Aim>
Report, word for word, every line of the material that contains "actin".

** begin Records provided **

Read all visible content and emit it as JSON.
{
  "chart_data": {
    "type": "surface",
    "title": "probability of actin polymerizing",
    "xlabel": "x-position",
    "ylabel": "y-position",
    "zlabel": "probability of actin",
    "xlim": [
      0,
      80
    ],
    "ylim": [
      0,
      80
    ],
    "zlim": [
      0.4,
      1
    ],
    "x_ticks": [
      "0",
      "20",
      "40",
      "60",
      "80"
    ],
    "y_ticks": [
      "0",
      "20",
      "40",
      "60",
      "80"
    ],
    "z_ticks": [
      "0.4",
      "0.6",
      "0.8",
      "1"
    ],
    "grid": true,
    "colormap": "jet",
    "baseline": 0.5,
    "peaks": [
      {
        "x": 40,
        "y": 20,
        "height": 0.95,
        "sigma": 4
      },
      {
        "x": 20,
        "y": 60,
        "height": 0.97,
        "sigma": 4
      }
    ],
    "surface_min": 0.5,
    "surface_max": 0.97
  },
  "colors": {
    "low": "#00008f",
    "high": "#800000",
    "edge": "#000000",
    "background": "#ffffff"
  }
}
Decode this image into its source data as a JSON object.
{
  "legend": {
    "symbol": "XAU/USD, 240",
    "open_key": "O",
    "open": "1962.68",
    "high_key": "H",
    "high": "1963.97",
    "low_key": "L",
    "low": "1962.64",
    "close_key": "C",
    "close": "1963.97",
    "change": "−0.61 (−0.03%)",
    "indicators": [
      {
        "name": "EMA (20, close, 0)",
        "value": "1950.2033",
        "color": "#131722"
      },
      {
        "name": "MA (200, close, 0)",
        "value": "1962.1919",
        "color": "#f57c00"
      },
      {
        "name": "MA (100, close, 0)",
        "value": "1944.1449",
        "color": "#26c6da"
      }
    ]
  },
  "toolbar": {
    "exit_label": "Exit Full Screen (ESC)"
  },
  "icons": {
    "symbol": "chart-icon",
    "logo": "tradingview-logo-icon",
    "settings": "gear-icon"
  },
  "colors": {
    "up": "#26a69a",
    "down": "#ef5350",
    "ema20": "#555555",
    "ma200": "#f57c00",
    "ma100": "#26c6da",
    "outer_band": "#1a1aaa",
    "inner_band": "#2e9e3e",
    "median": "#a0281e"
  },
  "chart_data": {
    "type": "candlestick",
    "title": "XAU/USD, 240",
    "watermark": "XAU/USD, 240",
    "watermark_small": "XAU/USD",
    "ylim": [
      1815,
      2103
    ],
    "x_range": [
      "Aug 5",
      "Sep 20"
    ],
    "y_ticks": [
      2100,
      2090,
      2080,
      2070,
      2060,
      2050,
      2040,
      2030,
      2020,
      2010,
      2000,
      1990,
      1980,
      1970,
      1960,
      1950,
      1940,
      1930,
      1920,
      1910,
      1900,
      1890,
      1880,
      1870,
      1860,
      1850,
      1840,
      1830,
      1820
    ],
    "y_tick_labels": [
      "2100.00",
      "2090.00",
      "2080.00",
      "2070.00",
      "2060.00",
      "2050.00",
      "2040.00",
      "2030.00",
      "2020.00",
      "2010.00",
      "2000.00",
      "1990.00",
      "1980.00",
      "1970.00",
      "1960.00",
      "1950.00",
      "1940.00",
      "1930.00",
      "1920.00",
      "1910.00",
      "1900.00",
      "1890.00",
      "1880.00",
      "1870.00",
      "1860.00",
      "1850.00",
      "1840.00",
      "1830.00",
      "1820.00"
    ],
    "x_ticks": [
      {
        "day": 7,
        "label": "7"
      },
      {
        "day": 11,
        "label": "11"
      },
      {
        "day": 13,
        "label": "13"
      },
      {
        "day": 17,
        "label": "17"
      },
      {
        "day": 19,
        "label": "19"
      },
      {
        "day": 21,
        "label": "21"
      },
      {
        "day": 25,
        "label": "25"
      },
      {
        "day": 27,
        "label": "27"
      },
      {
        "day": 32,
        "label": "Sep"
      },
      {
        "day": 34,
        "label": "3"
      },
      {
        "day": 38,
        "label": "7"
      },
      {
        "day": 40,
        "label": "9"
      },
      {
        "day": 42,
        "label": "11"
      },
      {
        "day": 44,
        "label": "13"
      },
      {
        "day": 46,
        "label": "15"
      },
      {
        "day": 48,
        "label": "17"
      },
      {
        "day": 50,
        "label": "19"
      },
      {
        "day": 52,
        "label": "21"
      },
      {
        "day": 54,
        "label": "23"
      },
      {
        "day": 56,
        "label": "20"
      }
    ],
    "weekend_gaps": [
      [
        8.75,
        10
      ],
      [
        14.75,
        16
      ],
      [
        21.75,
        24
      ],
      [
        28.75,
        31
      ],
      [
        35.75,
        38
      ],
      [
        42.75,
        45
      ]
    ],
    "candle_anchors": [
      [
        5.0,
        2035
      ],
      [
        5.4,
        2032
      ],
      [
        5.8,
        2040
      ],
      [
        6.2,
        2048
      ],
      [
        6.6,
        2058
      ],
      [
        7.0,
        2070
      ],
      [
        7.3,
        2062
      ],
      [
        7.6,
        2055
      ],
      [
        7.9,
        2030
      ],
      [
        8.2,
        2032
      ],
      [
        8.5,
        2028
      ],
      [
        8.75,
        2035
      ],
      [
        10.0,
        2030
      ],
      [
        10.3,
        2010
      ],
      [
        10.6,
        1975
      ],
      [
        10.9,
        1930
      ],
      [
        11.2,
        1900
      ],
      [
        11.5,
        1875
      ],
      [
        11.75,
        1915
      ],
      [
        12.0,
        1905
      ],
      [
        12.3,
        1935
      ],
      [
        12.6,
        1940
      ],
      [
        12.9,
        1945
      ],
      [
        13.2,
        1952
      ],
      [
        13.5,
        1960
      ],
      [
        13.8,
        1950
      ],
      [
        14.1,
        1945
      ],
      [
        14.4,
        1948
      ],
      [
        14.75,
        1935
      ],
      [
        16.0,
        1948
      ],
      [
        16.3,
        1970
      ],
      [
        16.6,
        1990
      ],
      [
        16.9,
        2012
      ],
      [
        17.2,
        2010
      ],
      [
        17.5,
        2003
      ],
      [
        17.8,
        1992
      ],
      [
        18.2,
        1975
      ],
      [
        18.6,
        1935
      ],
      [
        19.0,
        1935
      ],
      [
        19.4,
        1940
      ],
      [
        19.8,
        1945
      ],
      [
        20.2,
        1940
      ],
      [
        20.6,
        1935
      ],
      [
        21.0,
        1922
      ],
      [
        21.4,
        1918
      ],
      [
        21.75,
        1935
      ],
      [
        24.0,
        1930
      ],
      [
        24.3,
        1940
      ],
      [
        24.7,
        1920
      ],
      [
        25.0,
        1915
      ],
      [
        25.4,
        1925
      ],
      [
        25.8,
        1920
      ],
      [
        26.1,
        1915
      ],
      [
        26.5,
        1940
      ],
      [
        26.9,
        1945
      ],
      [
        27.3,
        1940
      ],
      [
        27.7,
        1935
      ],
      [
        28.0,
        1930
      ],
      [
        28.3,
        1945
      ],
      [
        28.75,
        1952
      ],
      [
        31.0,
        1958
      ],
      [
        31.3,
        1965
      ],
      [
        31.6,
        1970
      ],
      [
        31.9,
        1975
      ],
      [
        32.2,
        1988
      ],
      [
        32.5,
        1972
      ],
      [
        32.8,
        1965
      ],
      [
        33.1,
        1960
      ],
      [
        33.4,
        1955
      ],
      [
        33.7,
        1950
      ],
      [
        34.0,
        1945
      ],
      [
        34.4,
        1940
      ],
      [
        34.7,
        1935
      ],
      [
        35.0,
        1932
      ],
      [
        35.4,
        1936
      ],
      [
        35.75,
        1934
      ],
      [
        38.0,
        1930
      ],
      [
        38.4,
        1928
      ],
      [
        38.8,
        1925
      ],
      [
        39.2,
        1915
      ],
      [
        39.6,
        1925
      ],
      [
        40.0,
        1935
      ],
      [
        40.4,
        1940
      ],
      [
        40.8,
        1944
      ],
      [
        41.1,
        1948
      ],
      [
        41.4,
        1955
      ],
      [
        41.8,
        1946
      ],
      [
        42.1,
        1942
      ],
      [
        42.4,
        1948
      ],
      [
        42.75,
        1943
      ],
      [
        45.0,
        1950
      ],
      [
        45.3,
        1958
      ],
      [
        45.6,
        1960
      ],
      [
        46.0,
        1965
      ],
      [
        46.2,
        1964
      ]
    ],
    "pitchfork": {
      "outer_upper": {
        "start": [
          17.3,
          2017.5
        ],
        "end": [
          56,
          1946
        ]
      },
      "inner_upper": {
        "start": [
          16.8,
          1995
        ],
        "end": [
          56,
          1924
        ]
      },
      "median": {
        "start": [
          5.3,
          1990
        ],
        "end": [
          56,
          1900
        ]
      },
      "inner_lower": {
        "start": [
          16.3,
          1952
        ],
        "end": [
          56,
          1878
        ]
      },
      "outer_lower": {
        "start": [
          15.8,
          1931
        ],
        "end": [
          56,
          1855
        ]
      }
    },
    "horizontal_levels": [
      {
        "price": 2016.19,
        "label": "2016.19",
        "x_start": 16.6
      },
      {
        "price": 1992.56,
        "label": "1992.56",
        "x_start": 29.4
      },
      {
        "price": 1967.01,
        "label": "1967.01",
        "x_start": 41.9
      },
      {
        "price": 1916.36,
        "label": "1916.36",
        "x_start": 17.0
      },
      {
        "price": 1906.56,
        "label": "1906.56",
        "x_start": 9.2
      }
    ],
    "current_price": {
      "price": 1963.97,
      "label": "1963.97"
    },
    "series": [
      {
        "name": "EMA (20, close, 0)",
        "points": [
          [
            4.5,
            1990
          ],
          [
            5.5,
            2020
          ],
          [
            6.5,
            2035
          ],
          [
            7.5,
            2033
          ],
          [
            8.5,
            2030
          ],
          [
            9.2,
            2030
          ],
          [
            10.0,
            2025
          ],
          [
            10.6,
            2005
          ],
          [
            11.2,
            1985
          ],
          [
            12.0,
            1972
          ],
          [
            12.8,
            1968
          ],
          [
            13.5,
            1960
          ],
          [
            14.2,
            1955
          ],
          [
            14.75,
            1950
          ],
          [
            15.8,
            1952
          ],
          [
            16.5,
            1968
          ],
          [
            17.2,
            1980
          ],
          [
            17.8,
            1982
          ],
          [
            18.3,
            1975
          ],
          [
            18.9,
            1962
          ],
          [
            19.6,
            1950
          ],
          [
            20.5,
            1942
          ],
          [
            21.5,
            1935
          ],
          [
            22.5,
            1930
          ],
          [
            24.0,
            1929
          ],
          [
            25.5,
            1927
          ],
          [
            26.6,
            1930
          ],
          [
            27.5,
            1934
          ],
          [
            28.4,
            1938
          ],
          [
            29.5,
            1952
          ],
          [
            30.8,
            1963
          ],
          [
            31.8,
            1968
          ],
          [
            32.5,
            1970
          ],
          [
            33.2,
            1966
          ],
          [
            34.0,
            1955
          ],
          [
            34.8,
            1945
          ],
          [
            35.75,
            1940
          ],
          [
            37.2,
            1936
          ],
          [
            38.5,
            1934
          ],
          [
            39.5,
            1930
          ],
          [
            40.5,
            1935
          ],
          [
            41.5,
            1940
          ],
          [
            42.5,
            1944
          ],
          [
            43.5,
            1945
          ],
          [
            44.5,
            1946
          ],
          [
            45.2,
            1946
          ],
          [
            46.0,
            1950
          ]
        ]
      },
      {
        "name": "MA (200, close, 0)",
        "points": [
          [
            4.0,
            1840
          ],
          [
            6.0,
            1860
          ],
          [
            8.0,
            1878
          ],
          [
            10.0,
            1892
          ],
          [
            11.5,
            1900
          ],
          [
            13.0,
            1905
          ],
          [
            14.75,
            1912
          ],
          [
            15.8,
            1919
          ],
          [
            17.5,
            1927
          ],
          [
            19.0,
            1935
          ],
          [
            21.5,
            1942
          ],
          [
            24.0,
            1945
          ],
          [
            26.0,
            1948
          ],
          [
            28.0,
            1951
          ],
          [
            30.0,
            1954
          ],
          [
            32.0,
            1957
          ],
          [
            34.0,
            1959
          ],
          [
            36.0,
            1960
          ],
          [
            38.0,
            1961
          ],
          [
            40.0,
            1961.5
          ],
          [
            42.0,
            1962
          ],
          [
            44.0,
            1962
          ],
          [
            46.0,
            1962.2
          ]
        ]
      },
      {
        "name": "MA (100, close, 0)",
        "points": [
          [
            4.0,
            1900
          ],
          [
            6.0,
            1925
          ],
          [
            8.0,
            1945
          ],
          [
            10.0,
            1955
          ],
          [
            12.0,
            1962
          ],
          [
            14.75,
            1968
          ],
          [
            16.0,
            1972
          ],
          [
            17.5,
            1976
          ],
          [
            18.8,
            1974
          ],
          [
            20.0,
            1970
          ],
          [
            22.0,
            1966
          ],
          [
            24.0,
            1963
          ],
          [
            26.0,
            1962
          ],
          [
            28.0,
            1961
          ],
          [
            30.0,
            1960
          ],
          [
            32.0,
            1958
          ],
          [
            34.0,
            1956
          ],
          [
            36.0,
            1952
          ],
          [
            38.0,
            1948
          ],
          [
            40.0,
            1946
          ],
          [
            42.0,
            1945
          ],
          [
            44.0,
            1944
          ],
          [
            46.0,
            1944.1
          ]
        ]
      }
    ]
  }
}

** end Records provided **

Exercise response>
    "title": "probability of actin polymerizing",
    "zlabel": "probability of actin",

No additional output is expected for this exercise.